Recorded data:

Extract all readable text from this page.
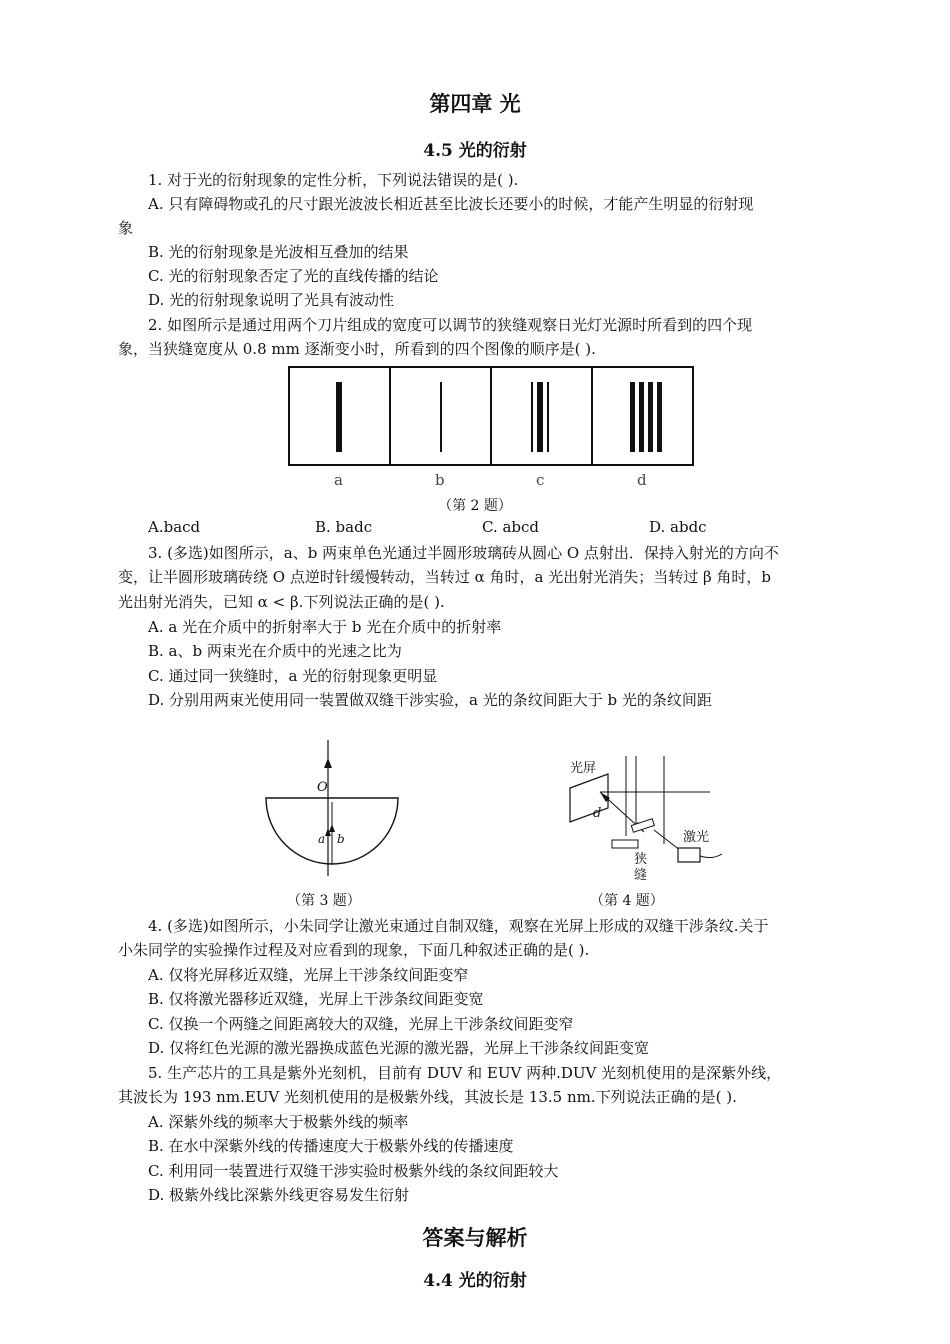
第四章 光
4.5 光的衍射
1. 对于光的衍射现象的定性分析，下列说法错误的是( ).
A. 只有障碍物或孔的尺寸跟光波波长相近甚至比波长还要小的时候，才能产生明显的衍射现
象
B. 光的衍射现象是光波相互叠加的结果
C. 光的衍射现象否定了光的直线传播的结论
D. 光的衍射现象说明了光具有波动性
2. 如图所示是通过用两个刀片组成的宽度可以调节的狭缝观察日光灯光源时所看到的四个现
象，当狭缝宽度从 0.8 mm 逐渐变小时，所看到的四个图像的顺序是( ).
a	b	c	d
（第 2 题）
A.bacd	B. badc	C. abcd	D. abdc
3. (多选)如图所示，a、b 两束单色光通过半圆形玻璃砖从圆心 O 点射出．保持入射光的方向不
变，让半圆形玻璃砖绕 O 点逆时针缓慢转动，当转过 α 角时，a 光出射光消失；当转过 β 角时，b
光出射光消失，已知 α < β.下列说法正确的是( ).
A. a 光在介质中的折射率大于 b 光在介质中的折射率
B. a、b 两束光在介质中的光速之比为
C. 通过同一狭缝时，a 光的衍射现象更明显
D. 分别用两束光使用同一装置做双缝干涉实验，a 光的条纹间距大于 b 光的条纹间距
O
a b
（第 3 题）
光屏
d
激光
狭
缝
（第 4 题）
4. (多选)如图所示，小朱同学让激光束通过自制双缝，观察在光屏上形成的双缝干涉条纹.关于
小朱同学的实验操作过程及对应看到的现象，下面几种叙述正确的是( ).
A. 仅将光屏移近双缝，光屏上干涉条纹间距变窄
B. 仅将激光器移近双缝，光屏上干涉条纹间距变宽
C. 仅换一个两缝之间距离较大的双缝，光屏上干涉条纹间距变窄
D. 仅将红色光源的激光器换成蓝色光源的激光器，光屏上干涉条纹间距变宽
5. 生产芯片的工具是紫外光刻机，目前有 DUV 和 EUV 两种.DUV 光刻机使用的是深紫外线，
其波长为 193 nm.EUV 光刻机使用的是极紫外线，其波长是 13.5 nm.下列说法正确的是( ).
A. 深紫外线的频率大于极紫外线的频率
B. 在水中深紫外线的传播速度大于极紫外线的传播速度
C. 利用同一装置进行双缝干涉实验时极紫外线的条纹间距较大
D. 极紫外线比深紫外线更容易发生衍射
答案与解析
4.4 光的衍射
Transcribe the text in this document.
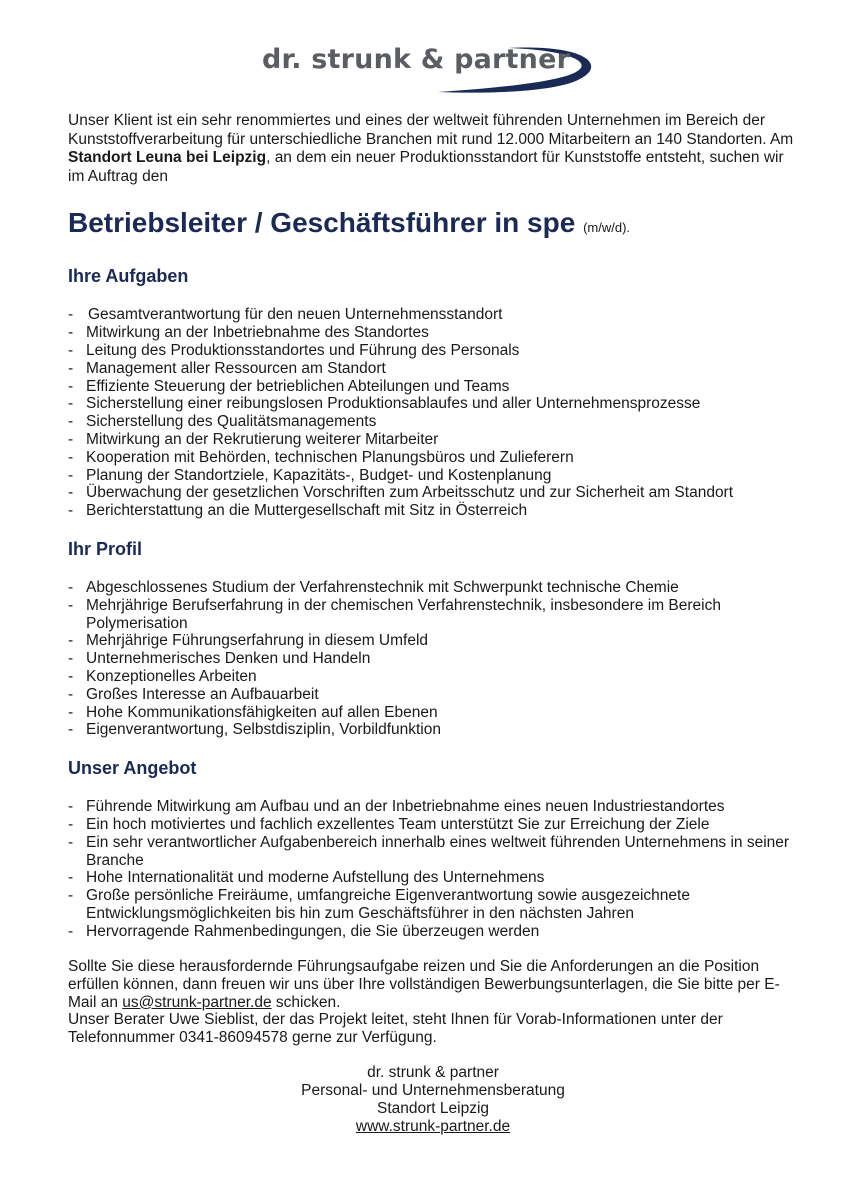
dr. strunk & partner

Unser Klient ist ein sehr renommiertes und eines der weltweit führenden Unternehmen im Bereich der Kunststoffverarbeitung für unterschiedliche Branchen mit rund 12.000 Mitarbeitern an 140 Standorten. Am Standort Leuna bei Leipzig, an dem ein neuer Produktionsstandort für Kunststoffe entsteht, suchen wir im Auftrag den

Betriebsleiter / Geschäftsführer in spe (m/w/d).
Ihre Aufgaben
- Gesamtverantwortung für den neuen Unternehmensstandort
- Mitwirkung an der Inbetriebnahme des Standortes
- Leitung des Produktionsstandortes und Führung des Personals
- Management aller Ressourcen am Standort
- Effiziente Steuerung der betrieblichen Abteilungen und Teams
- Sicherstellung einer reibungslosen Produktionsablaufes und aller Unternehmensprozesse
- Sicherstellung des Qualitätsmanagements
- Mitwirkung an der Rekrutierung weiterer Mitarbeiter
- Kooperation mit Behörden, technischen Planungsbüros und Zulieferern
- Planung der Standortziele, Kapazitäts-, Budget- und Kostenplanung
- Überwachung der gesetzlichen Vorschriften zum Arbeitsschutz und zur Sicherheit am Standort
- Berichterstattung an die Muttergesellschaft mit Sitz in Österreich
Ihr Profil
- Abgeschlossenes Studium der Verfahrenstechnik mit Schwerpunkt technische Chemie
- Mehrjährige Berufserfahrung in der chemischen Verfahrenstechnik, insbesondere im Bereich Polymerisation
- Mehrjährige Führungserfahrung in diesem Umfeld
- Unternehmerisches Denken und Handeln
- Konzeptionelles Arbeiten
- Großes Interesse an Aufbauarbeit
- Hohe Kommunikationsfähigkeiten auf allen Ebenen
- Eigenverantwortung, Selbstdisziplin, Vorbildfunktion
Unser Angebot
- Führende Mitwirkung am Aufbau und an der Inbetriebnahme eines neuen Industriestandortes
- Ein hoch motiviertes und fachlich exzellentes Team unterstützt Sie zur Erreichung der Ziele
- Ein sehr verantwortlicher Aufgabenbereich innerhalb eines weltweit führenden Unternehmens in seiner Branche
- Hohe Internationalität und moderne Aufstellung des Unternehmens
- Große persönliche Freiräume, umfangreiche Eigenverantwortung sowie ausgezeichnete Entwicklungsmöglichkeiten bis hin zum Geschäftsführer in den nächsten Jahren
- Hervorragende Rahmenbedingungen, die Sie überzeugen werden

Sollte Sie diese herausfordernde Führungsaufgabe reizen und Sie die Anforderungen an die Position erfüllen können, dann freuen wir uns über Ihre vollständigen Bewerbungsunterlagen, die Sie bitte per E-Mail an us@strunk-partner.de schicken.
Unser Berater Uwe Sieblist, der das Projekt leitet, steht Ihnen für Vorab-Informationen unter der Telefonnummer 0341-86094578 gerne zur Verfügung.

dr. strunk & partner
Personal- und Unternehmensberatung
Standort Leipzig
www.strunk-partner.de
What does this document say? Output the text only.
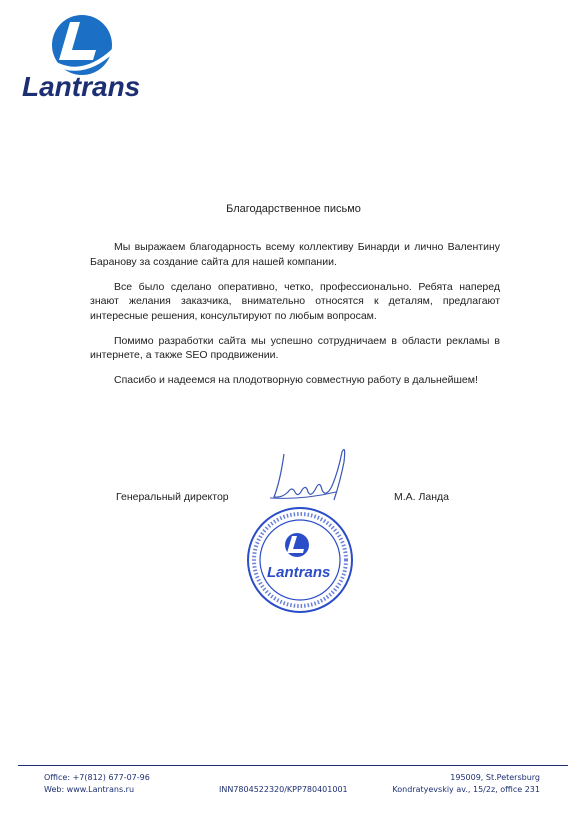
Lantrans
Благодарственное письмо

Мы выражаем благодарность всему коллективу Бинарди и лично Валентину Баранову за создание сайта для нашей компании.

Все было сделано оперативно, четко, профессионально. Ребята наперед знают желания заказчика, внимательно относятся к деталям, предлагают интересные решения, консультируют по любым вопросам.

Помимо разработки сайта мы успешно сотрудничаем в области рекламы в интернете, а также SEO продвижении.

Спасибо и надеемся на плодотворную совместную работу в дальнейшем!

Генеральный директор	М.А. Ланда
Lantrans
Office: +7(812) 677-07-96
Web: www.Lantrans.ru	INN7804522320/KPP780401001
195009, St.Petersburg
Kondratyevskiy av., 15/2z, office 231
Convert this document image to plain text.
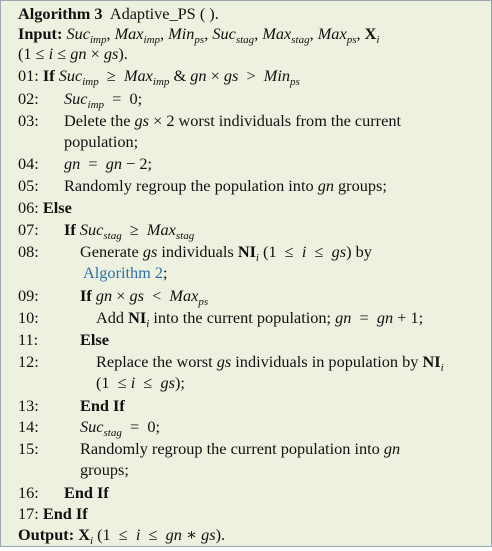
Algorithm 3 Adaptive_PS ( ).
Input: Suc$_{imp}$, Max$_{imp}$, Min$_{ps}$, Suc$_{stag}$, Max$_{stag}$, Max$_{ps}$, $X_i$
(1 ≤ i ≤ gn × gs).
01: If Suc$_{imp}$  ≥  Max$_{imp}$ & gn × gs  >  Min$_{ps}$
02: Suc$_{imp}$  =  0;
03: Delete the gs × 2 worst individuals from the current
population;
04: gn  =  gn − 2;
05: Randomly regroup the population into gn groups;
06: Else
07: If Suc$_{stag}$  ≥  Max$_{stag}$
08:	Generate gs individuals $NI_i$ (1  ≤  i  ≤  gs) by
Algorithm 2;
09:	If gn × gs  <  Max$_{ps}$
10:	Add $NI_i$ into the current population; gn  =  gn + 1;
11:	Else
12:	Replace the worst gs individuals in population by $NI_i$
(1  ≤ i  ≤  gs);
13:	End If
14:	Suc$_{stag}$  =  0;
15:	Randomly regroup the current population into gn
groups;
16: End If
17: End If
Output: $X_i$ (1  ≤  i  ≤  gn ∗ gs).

## Short task
Copy the data word for word. Pictures do not go in the copy.

## Result
Extract all readable text from this page.
第四章 光
4.5 光的衍射
1. 对于光的衍射现象的定性分析，下列说法错误的是( ).
A. 只有障碍物或孔的尺寸跟光波波长相近甚至比波长还要小的时候，才能产生明显的衍射现
象
B. 光的衍射现象是光波相互叠加的结果
C. 光的衍射现象否定了光的直线传播的结论
D. 光的衍射现象说明了光具有波动性
2. 如图所示是通过用两个刀片组成的宽度可以调节的狭缝观察日光灯光源时所看到的四个现
象，当狭缝宽度从 0.8 mm 逐渐变小时，所看到的四个图像的顺序是( ).
a	b	c	d
（第 2 题）
A.bacd	B. badc	C. abcd	D. abdc
3. (多选)如图所示，a、b 两束单色光通过半圆形玻璃砖从圆心 O 点射出．保持入射光的方向不
变，让半圆形玻璃砖绕 O 点逆时针缓慢转动，当转过 α 角时，a 光出射光消失；当转过 β 角时，b
光出射光消失，已知 α < β.下列说法正确的是( ).
A. a 光在介质中的折射率大于 b 光在介质中的折射率
B. a、b 两束光在介质中的光速之比为
C. 通过同一狭缝时，a 光的衍射现象更明显
D. 分别用两束光使用同一装置做双缝干涉实验，a 光的条纹间距大于 b 光的条纹间距
O
a b
（第 3 题）
光屏
d
激光
狭
缝
（第 4 题）
4. (多选)如图所示，小朱同学让激光束通过自制双缝，观察在光屏上形成的双缝干涉条纹.关于
小朱同学的实验操作过程及对应看到的现象，下面几种叙述正确的是( ).
A. 仅将光屏移近双缝，光屏上干涉条纹间距变窄
B. 仅将激光器移近双缝，光屏上干涉条纹间距变宽
C. 仅换一个两缝之间距离较大的双缝，光屏上干涉条纹间距变窄
D. 仅将红色光源的激光器换成蓝色光源的激光器，光屏上干涉条纹间距变宽
5. 生产芯片的工具是紫外光刻机，目前有 DUV 和 EUV 两种.DUV 光刻机使用的是深紫外线，
其波长为 193 nm.EUV 光刻机使用的是极紫外线，其波长是 13.5 nm.下列说法正确的是( ).
A. 深紫外线的频率大于极紫外线的频率
B. 在水中深紫外线的传播速度大于极紫外线的传播速度
C. 利用同一装置进行双缝干涉实验时极紫外线的条纹间距较大
D. 极紫外线比深紫外线更容易发生衍射
答案与解析
4.4 光的衍射
Transcribe the text in this document.
dr. strunk & partner

Unser Klient ist ein sehr renommiertes und eines der weltweit führenden Unternehmen im Bereich der Kunststoffverarbeitung für unterschiedliche Branchen mit rund 12.000 Mitarbeitern an 140 Standorten. Am Standort Leuna bei Leipzig, an dem ein neuer Produktionsstandort für Kunststoffe entsteht, suchen wir im Auftrag den

Betriebsleiter / Geschäftsführer in spe (m/w/d).
Ihre Aufgaben
- Gesamtverantwortung für den neuen Unternehmensstandort
- Mitwirkung an der Inbetriebnahme des Standortes
- Leitung des Produktionsstandortes und Führung des Personals
- Management aller Ressourcen am Standort
- Effiziente Steuerung der betrieblichen Abteilungen und Teams
- Sicherstellung einer reibungslosen Produktionsablaufes und aller Unternehmensprozesse
- Sicherstellung des Qualitätsmanagements
- Mitwirkung an der Rekrutierung weiterer Mitarbeiter
- Kooperation mit Behörden, technischen Planungsbüros und Zulieferern
- Planung der Standortziele, Kapazitäts-, Budget- und Kostenplanung
- Überwachung der gesetzlichen Vorschriften zum Arbeitsschutz und zur Sicherheit am Standort
- Berichterstattung an die Muttergesellschaft mit Sitz in Österreich
Ihr Profil
- Abgeschlossenes Studium der Verfahrenstechnik mit Schwerpunkt technische Chemie
- Mehrjährige Berufserfahrung in der chemischen Verfahrenstechnik, insbesondere im Bereich Polymerisation
- Mehrjährige Führungserfahrung in diesem Umfeld
- Unternehmerisches Denken und Handeln
- Konzeptionelles Arbeiten
- Großes Interesse an Aufbauarbeit
- Hohe Kommunikationsfähigkeiten auf allen Ebenen
- Eigenverantwortung, Selbstdisziplin, Vorbildfunktion
Unser Angebot
- Führende Mitwirkung am Aufbau und an der Inbetriebnahme eines neuen Industriestandortes
- Ein hoch motiviertes und fachlich exzellentes Team unterstützt Sie zur Erreichung der Ziele
- Ein sehr verantwortlicher Aufgabenbereich innerhalb eines weltweit führenden Unternehmens in seiner Branche
- Hohe Internationalität und moderne Aufstellung des Unternehmens
- Große persönliche Freiräume, umfangreiche Eigenverantwortung sowie ausgezeichnete Entwicklungsmöglichkeiten bis hin zum Geschäftsführer in den nächsten Jahren
- Hervorragende Rahmenbedingungen, die Sie überzeugen werden

Sollte Sie diese herausfordernde Führungsaufgabe reizen und Sie die Anforderungen an die Position erfüllen können, dann freuen wir uns über Ihre vollständigen Bewerbungsunterlagen, die Sie bitte per E-Mail an us@strunk-partner.de schicken.
Unser Berater Uwe Sieblist, der das Projekt leitet, steht Ihnen für Vorab-Informationen unter der Telefonnummer 0341-86094578 gerne zur Verfügung.

dr. strunk & partner
Personal- und Unternehmensberatung
Standort Leipzig
www.strunk-partner.de
What does this document say? Output the text only.
Lantrans
Благодарственное письмо

Мы выражаем благодарность всему коллективу Бинарди и лично Валентину Баранову за создание сайта для нашей компании.

Все было сделано оперативно, четко, профессионально. Ребята наперед знают желания заказчика, внимательно относятся к деталям, предлагают интересные решения, консультируют по любым вопросам.

Помимо разработки сайта мы успешно сотрудничаем в области рекламы в интернете, а также SEO продвижении.

Спасибо и надеемся на плодотворную совместную работу в дальнейшем!

Генеральный директор	М.А. Ланда
Lantrans
Office: +7(812) 677-07-96
Web: www.Lantrans.ru	INN7804522320/KPP780401001
195009, St.Petersburg
Kondratyevskiy av., 15/2z, office 231
Convert this document image to plain text.
Algorithm 3 Adaptive_PS ( ).
Input: Suc$_{imp}$, Max$_{imp}$, Min$_{ps}$, Suc$_{stag}$, Max$_{stag}$, Max$_{ps}$, $X_i$
(1 ≤ i ≤ gn × gs).
01: If Suc$_{imp}$  ≥  Max$_{imp}$ & gn × gs  >  Min$_{ps}$
02: Suc$_{imp}$  =  0;
03: Delete the gs × 2 worst individuals from the current
population;
04: gn  =  gn − 2;
05: Randomly regroup the population into gn groups;
06: Else
07: If Suc$_{stag}$  ≥  Max$_{stag}$
08:	Generate gs individuals $NI_i$ (1  ≤  i  ≤  gs) by
Algorithm 2;
09:	If gn × gs  <  Max$_{ps}$
10:	Add $NI_i$ into the current population; gn  =  gn + 1;
11:	Else
12:	Replace the worst gs individuals in population by $NI_i$
(1  ≤ i  ≤  gs);
13:	End If
14:	Suc$_{stag}$  =  0;
15:	Randomly regroup the current population into gn
groups;
16: End If
17: End If
Output: $X_i$ (1  ≤  i  ≤  gn ∗ gs).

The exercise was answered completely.